> **Your task**: Find the lines that hold "order". Report only how many there are.

--- Provided records ---

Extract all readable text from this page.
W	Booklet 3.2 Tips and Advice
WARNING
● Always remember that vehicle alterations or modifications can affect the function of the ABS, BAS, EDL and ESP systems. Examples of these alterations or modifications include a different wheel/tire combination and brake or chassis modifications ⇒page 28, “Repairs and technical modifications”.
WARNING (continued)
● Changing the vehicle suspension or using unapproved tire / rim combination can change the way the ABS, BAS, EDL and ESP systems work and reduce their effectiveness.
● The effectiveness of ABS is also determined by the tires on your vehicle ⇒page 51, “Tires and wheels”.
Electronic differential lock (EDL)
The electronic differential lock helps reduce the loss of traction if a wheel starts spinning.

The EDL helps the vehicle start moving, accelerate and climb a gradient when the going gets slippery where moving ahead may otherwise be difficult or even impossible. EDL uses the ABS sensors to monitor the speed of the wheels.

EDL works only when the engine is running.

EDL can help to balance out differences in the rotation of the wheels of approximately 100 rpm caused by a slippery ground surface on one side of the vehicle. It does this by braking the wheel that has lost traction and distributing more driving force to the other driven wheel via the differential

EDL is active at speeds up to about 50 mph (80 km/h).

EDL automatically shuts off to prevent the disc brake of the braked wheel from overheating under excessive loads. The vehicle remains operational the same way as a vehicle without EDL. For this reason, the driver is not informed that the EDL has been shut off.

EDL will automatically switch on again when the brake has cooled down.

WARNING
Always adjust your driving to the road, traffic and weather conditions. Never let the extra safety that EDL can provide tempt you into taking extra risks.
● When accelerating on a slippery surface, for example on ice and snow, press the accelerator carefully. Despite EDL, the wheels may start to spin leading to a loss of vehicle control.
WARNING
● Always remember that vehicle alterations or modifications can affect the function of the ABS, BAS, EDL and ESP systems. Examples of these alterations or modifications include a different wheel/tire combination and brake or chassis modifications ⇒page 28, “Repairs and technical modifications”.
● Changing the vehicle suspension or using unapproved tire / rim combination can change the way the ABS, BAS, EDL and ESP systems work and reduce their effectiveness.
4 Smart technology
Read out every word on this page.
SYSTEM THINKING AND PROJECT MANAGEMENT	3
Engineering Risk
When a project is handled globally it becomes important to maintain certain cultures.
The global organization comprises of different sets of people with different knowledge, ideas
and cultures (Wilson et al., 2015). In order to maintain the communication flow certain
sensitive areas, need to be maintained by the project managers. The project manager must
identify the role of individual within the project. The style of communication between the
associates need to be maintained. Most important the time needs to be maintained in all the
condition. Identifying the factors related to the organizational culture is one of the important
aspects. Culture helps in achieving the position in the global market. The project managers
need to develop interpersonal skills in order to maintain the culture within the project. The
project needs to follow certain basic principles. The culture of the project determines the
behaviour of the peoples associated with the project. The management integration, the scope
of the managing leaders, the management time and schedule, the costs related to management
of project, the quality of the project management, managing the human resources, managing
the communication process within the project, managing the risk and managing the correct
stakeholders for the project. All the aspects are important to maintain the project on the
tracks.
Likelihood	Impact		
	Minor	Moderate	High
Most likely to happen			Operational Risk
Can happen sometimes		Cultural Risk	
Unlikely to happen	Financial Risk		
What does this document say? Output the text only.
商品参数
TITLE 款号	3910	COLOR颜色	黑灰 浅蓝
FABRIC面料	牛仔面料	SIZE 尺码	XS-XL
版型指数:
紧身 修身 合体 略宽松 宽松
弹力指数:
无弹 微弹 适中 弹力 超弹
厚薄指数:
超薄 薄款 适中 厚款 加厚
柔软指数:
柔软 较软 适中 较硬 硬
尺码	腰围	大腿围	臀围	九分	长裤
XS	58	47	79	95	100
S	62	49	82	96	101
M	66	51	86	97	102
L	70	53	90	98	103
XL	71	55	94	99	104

---

> **Exercise result**: 2